Directions: Go through the material below, count the lines with the word "Partie", and reply with the count alone.

════════

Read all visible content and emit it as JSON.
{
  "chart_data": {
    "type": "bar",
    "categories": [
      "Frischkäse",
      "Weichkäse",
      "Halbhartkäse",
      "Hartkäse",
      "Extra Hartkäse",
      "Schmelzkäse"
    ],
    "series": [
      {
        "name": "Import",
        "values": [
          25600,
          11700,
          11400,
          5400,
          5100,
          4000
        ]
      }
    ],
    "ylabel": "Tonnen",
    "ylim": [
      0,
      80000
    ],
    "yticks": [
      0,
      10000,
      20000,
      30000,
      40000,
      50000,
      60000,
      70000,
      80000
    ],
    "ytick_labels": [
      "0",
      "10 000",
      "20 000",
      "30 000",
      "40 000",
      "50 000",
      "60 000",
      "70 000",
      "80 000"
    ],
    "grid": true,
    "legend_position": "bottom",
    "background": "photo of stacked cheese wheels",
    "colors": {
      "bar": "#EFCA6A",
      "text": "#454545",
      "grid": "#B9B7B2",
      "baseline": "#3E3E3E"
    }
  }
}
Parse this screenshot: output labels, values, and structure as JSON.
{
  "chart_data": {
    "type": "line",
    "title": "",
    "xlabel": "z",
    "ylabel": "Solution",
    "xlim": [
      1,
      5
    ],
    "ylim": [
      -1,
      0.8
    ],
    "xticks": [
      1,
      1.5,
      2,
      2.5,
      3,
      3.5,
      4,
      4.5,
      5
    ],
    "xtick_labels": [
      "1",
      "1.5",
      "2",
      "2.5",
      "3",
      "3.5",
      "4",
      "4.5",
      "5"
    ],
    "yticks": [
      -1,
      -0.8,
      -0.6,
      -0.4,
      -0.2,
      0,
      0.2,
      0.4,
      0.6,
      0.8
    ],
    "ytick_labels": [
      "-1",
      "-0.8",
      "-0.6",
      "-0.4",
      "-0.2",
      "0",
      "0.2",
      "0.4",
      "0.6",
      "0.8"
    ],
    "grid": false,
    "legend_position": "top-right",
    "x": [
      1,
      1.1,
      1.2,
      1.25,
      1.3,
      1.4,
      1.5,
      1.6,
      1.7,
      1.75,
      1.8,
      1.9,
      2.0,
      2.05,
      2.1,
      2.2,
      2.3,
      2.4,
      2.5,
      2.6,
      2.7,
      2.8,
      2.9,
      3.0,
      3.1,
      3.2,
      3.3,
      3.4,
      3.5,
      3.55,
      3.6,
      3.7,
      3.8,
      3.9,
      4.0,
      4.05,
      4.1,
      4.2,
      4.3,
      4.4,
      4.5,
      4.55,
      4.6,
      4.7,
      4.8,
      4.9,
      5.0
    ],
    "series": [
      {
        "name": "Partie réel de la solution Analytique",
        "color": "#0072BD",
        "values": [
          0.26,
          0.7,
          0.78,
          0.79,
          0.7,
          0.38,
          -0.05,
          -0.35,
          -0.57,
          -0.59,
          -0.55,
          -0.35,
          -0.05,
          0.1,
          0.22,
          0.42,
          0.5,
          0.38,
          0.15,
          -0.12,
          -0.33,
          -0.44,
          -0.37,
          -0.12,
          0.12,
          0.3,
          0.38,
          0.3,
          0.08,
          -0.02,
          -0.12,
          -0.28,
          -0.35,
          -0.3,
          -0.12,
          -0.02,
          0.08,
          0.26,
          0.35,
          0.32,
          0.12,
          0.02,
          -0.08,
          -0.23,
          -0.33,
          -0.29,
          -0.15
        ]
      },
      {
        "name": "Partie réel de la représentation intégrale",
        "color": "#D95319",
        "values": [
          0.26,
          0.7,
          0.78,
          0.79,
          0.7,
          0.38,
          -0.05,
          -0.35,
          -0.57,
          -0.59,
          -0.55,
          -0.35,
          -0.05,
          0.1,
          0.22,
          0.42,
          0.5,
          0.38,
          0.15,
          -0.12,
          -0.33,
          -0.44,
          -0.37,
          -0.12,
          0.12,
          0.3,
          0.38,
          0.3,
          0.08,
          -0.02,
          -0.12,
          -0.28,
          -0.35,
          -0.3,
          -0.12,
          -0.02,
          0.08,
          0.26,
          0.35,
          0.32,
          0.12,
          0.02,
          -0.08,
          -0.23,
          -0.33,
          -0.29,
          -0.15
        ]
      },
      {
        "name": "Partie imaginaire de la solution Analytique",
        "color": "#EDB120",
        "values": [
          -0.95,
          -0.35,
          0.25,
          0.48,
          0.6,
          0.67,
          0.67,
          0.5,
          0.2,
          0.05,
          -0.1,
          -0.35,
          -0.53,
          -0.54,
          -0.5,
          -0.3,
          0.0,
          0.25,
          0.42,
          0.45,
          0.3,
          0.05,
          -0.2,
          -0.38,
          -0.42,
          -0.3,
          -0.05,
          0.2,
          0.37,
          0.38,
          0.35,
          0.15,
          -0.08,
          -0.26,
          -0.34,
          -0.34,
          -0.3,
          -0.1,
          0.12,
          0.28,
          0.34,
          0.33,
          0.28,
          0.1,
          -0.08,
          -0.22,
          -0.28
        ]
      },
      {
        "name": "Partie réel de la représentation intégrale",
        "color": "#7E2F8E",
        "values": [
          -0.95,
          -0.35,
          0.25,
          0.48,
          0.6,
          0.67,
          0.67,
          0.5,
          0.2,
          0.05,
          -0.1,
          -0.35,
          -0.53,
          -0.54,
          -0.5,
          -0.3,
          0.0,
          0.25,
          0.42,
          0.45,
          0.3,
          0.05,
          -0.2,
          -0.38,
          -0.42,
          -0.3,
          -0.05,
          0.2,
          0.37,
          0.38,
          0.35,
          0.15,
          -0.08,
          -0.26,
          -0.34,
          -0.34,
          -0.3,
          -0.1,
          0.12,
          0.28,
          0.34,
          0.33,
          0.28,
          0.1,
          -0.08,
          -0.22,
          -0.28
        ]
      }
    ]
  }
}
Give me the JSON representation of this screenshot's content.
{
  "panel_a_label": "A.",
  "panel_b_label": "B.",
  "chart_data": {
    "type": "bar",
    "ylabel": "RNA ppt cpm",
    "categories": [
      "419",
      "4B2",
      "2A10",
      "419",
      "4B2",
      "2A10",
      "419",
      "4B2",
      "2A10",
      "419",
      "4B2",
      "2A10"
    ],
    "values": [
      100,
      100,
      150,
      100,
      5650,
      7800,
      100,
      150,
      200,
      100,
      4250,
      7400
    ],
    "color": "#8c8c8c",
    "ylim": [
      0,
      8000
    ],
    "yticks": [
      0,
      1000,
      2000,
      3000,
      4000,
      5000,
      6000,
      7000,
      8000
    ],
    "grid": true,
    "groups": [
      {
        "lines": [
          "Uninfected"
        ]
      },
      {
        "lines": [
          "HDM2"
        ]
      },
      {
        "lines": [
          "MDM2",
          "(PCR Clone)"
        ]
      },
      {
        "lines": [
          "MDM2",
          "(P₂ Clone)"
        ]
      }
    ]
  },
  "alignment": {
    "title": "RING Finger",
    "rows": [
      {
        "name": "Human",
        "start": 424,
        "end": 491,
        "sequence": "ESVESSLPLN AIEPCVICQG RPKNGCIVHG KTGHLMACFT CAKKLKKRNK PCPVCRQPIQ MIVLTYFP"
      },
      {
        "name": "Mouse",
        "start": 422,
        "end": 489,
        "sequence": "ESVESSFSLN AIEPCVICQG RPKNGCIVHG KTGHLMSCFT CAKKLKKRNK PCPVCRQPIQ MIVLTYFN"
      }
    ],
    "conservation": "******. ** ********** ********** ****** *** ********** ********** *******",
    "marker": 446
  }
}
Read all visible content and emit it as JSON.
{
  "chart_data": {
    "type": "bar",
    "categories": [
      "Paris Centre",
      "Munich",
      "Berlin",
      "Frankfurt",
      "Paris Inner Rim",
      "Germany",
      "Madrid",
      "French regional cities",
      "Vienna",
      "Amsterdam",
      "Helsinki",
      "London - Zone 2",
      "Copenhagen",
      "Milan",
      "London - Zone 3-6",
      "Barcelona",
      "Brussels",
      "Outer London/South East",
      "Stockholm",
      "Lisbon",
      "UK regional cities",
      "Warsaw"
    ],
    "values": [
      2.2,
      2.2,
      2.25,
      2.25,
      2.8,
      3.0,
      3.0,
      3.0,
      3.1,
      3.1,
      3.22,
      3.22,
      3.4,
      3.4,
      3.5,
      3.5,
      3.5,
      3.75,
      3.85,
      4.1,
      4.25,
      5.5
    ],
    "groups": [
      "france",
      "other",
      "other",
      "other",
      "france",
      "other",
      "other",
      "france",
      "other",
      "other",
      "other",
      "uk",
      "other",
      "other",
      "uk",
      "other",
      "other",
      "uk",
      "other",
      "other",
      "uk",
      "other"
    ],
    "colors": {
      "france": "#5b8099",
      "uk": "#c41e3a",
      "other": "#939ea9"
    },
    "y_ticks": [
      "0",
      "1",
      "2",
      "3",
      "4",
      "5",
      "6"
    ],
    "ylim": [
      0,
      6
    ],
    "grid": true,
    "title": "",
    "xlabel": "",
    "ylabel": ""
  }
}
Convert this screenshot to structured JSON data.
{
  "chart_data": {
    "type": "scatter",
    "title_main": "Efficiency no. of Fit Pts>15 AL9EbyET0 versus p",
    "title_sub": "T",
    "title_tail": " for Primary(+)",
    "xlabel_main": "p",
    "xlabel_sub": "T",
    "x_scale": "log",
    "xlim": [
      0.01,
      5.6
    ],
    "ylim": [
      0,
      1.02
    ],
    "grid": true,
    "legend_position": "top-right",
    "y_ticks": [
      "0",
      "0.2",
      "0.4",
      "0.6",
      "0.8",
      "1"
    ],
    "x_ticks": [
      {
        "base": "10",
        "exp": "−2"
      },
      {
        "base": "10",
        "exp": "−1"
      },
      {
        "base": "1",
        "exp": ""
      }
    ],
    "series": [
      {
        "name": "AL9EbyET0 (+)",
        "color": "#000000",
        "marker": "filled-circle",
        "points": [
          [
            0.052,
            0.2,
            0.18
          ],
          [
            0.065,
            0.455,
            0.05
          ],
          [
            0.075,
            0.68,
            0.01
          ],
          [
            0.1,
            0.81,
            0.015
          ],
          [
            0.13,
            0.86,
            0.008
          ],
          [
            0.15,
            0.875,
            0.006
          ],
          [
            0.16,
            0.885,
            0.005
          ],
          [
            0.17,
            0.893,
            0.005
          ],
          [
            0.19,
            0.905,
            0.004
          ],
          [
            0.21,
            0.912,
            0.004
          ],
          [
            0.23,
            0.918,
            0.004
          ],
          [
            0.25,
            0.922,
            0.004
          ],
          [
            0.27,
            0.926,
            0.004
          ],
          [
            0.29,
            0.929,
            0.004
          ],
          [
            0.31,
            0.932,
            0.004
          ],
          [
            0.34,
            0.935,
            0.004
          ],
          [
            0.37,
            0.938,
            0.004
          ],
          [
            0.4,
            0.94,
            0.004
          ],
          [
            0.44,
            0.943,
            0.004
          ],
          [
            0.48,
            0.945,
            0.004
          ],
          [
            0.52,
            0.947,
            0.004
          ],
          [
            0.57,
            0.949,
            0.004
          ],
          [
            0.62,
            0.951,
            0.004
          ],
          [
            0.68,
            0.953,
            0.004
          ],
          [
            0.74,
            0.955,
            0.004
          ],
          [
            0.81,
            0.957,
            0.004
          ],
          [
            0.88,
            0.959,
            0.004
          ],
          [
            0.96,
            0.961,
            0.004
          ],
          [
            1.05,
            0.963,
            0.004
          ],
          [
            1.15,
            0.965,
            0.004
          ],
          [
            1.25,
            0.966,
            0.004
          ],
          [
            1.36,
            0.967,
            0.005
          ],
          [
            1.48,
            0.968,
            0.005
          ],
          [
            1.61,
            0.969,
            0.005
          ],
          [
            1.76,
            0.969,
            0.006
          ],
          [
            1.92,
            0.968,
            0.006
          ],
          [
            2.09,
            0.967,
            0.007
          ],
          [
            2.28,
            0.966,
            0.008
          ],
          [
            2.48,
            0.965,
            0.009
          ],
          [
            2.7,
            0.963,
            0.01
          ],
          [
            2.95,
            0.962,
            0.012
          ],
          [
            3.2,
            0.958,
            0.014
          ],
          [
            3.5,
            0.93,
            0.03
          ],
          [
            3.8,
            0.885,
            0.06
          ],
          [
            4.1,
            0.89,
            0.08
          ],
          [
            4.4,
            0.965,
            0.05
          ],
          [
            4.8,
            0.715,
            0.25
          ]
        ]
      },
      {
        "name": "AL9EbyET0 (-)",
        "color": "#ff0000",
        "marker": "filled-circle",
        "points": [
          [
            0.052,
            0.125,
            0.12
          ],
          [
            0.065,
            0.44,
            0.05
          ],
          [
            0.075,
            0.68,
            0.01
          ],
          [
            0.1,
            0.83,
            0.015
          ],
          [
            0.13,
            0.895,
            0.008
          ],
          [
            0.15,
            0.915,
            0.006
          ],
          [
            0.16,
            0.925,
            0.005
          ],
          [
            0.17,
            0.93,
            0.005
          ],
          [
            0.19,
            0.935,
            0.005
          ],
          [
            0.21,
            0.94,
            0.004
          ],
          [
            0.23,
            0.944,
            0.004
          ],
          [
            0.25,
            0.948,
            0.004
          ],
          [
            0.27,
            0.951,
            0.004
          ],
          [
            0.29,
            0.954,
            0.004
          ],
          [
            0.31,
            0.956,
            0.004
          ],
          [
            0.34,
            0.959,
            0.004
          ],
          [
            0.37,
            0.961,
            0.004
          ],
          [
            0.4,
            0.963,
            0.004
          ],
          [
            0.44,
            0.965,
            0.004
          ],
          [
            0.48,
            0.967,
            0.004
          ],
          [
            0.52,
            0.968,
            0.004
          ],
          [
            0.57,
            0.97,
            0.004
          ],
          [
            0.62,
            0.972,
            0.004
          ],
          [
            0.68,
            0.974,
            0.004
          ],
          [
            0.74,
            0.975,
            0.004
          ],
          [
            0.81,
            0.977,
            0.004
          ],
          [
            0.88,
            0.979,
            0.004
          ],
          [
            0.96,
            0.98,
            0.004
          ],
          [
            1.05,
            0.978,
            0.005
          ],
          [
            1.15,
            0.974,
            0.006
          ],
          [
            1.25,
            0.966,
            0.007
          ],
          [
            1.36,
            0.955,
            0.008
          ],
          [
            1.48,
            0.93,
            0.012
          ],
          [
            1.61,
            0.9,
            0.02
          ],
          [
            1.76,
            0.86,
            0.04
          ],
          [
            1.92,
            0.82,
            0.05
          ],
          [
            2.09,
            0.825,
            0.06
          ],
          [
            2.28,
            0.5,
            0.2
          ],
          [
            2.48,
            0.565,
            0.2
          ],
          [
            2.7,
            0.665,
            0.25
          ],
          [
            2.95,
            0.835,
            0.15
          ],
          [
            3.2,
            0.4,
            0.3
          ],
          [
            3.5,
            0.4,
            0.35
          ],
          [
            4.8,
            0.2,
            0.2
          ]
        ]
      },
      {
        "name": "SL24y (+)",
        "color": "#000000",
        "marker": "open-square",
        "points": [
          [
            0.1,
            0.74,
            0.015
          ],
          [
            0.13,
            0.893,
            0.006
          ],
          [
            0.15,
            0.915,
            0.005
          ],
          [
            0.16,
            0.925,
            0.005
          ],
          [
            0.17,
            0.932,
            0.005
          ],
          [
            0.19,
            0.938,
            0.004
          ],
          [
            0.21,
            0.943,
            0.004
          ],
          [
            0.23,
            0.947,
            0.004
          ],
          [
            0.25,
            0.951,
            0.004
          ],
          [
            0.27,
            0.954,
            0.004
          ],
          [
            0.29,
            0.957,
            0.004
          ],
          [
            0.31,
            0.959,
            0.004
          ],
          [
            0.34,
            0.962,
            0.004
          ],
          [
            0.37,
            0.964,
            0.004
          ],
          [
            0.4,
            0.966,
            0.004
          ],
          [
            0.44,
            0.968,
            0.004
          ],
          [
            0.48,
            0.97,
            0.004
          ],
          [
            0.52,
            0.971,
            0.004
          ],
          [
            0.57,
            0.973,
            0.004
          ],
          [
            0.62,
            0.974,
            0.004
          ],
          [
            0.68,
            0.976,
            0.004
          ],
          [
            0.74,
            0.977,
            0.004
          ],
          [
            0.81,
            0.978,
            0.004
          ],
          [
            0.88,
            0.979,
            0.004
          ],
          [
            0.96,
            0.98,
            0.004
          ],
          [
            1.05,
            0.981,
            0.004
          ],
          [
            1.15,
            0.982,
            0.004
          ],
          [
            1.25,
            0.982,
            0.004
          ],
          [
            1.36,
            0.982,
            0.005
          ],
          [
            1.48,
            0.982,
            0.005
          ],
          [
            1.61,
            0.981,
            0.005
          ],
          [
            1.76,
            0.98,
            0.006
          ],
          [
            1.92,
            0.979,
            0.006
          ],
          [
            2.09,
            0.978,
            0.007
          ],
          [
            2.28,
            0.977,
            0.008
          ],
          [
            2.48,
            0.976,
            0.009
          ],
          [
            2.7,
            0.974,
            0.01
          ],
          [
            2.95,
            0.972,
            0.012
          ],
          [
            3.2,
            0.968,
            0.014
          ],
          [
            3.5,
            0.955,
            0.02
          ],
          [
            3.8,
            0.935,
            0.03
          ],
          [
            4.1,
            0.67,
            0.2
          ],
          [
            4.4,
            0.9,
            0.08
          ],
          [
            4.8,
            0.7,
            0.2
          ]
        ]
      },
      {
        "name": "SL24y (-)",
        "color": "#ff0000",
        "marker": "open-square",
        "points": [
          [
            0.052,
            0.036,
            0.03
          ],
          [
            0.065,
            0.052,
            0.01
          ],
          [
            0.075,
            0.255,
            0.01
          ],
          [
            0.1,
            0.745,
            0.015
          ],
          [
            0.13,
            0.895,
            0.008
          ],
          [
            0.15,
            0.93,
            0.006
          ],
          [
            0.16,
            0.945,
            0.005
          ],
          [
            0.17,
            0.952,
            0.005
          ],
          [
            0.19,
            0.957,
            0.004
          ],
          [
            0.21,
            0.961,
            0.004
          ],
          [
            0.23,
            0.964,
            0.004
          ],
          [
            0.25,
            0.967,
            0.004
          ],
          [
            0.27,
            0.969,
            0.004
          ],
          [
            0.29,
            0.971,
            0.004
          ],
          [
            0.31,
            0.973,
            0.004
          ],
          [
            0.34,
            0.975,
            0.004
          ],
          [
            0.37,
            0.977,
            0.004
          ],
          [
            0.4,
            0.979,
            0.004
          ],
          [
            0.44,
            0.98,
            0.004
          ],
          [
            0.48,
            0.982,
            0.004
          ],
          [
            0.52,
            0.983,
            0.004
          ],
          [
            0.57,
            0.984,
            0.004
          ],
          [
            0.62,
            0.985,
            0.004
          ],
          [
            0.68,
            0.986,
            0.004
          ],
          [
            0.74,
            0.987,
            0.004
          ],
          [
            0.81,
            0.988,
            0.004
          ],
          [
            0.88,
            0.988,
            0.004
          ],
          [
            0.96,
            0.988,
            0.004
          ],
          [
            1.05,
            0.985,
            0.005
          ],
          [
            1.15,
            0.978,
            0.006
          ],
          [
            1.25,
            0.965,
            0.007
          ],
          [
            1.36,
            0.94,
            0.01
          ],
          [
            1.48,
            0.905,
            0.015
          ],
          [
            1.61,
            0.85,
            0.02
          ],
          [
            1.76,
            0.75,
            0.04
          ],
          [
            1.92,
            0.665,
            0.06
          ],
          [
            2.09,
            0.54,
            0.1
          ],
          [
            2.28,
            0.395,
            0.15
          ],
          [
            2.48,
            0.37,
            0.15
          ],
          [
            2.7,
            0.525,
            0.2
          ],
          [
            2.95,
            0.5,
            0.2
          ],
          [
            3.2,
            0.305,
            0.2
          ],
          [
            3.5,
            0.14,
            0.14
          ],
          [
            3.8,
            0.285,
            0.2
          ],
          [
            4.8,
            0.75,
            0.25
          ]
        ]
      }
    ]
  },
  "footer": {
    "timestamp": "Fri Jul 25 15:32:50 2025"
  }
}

════════

Response to the task: 4